- [Goal]
Your task is to output the listing word for word, with pictures excluded.

- [Provided material]
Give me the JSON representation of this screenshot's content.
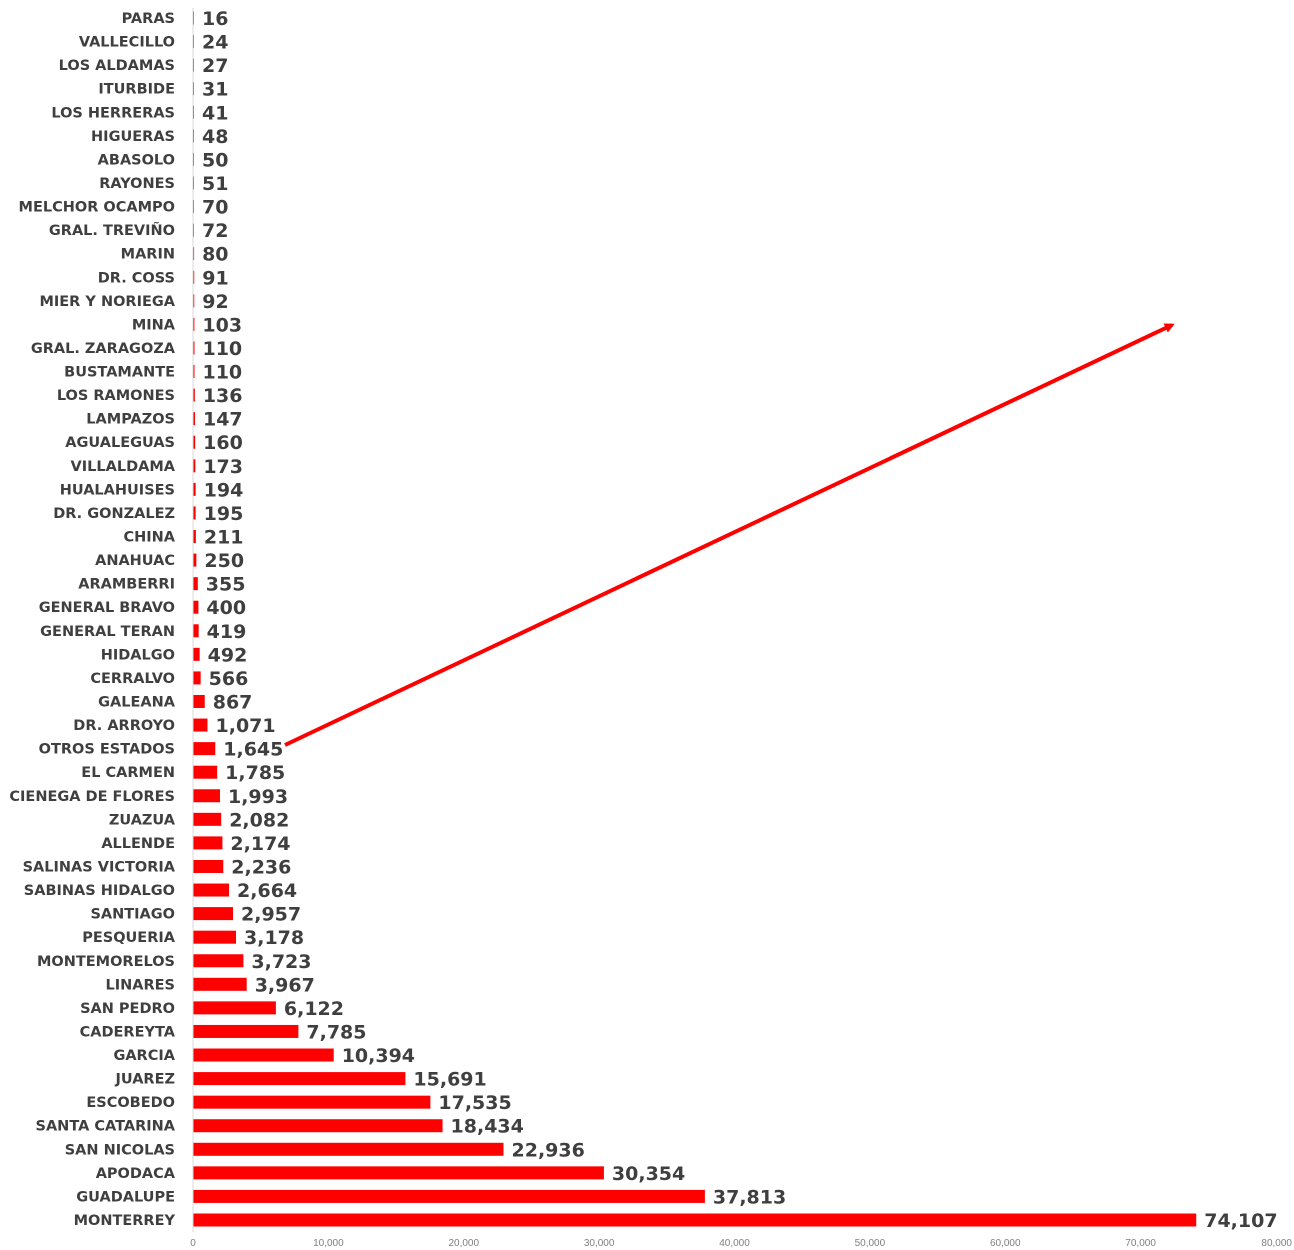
{
  "chart_data": {
    "type": "bar",
    "orientation": "horizontal",
    "title": "",
    "xlabel": "",
    "ylabel": "",
    "xlim": [
      0,
      80000
    ],
    "ticks": [
      {
        "value": 0,
        "label": "0"
      },
      {
        "value": 10000,
        "label": "10,000"
      },
      {
        "value": 20000,
        "label": "20,000"
      },
      {
        "value": 30000,
        "label": "30,000"
      },
      {
        "value": 40000,
        "label": "40,000"
      },
      {
        "value": 50000,
        "label": "50,000"
      },
      {
        "value": 60000,
        "label": "60,000"
      },
      {
        "value": 70000,
        "label": "70,000"
      },
      {
        "value": 80000,
        "label": "80,000"
      }
    ],
    "grid": false,
    "legend": "none",
    "bar_color": "#ff0000",
    "arrow_color": "#ff0000",
    "categories": [
      "PARAS",
      "VALLECILLO",
      "LOS ALDAMAS",
      "ITURBIDE",
      "LOS HERRERAS",
      "HIGUERAS",
      "ABASOLO",
      "RAYONES",
      "MELCHOR OCAMPO",
      "GRAL. TREVIÑO",
      "MARIN",
      "DR. COSS",
      "MIER Y NORIEGA",
      "MINA",
      "GRAL. ZARAGOZA",
      "BUSTAMANTE",
      "LOS RAMONES",
      "LAMPAZOS",
      "AGUALEGUAS",
      "VILLALDAMA",
      "HUALAHUISES",
      "DR. GONZALEZ",
      "CHINA",
      "ANAHUAC",
      "ARAMBERRI",
      "GENERAL BRAVO",
      "GENERAL TERAN",
      "HIDALGO",
      "CERRALVO",
      "GALEANA",
      "DR. ARROYO",
      "OTROS ESTADOS",
      "EL CARMEN",
      "CIENEGA DE FLORES",
      "ZUAZUA",
      "ALLENDE",
      "SALINAS VICTORIA",
      "SABINAS HIDALGO",
      "SANTIAGO",
      "PESQUERIA",
      "MONTEMORELOS",
      "LINARES",
      "SAN PEDRO",
      "CADEREYTA",
      "GARCIA",
      "JUAREZ",
      "ESCOBEDO",
      "SANTA CATARINA",
      "SAN NICOLAS",
      "APODACA",
      "GUADALUPE",
      "MONTERREY"
    ],
    "values": [
      16,
      24,
      27,
      31,
      41,
      48,
      50,
      51,
      70,
      72,
      80,
      91,
      92,
      103,
      110,
      110,
      136,
      147,
      160,
      173,
      194,
      195,
      211,
      250,
      355,
      400,
      419,
      492,
      566,
      867,
      1071,
      1645,
      1785,
      1993,
      2082,
      2174,
      2236,
      2664,
      2957,
      3178,
      3723,
      3967,
      6122,
      7785,
      10394,
      15691,
      17535,
      18434,
      22936,
      30354,
      37813,
      74107
    ],
    "data_labels": [
      "16",
      "24",
      "27",
      "31",
      "41",
      "48",
      "50",
      "51",
      "70",
      "72",
      "80",
      "91",
      "92",
      "103",
      "110",
      "110",
      "136",
      "147",
      "160",
      "173",
      "194",
      "195",
      "211",
      "250",
      "355",
      "400",
      "419",
      "492",
      "566",
      "867",
      "1,071",
      "1,645",
      "1,785",
      "1,993",
      "2,082",
      "2,174",
      "2,236",
      "2,664",
      "2,957",
      "3,178",
      "3,723",
      "3,967",
      "6,122",
      "7,785",
      "10,394",
      "15,691",
      "17,535",
      "18,434",
      "22,936",
      "30,354",
      "37,813",
      "74,107"
    ]
  }
}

- [Task solution]
Give me the JSON representation of this screenshot's content.
{
  "chart_data": {
    "type": "bar",
    "orientation": "horizontal",
    "title": "",
    "xlabel": "",
    "ylabel": "",
    "xlim": [
      0,
      80000
    ],
    "ticks": [
      {
        "value": 0,
        "label": "0"
      },
      {
        "value": 10000,
        "label": "10,000"
      },
      {
        "value": 20000,
        "label": "20,000"
      },
      {
        "value": 30000,
        "label": "30,000"
      },
      {
        "value": 40000,
        "label": "40,000"
      },
      {
        "value": 50000,
        "label": "50,000"
      },
      {
        "value": 60000,
        "label": "60,000"
      },
      {
        "value": 70000,
        "label": "70,000"
      },
      {
        "value": 80000,
        "label": "80,000"
      }
    ],
    "grid": false,
    "legend": "none",
    "bar_color": "#ff0000",
    "arrow_color": "#ff0000",
    "categories": [
      "PARAS",
      "VALLECILLO",
      "LOS ALDAMAS",
      "ITURBIDE",
      "LOS HERRERAS",
      "HIGUERAS",
      "ABASOLO",
      "RAYONES",
      "MELCHOR OCAMPO",
      "GRAL. TREVIÑO",
      "MARIN",
      "DR. COSS",
      "MIER Y NORIEGA",
      "MINA",
      "GRAL. ZARAGOZA",
      "BUSTAMANTE",
      "LOS RAMONES",
      "LAMPAZOS",
      "AGUALEGUAS",
      "VILLALDAMA",
      "HUALAHUISES",
      "DR. GONZALEZ",
      "CHINA",
      "ANAHUAC",
      "ARAMBERRI",
      "GENERAL BRAVO",
      "GENERAL TERAN",
      "HIDALGO",
      "CERRALVO",
      "GALEANA",
      "DR. ARROYO",
      "OTROS ESTADOS",
      "EL CARMEN",
      "CIENEGA DE FLORES",
      "ZUAZUA",
      "ALLENDE",
      "SALINAS VICTORIA",
      "SABINAS HIDALGO",
      "SANTIAGO",
      "PESQUERIA",
      "MONTEMORELOS",
      "LINARES",
      "SAN PEDRO",
      "CADEREYTA",
      "GARCIA",
      "JUAREZ",
      "ESCOBEDO",
      "SANTA CATARINA",
      "SAN NICOLAS",
      "APODACA",
      "GUADALUPE",
      "MONTERREY"
    ],
    "values": [
      16,
      24,
      27,
      31,
      41,
      48,
      50,
      51,
      70,
      72,
      80,
      91,
      92,
      103,
      110,
      110,
      136,
      147,
      160,
      173,
      194,
      195,
      211,
      250,
      355,
      400,
      419,
      492,
      566,
      867,
      1071,
      1645,
      1785,
      1993,
      2082,
      2174,
      2236,
      2664,
      2957,
      3178,
      3723,
      3967,
      6122,
      7785,
      10394,
      15691,
      17535,
      18434,
      22936,
      30354,
      37813,
      74107
    ],
    "data_labels": [
      "16",
      "24",
      "27",
      "31",
      "41",
      "48",
      "50",
      "51",
      "70",
      "72",
      "80",
      "91",
      "92",
      "103",
      "110",
      "110",
      "136",
      "147",
      "160",
      "173",
      "194",
      "195",
      "211",
      "250",
      "355",
      "400",
      "419",
      "492",
      "566",
      "867",
      "1,071",
      "1,645",
      "1,785",
      "1,993",
      "2,082",
      "2,174",
      "2,236",
      "2,664",
      "2,957",
      "3,178",
      "3,723",
      "3,967",
      "6,122",
      "7,785",
      "10,394",
      "15,691",
      "17,535",
      "18,434",
      "22,936",
      "30,354",
      "37,813",
      "74,107"
    ]
  }
}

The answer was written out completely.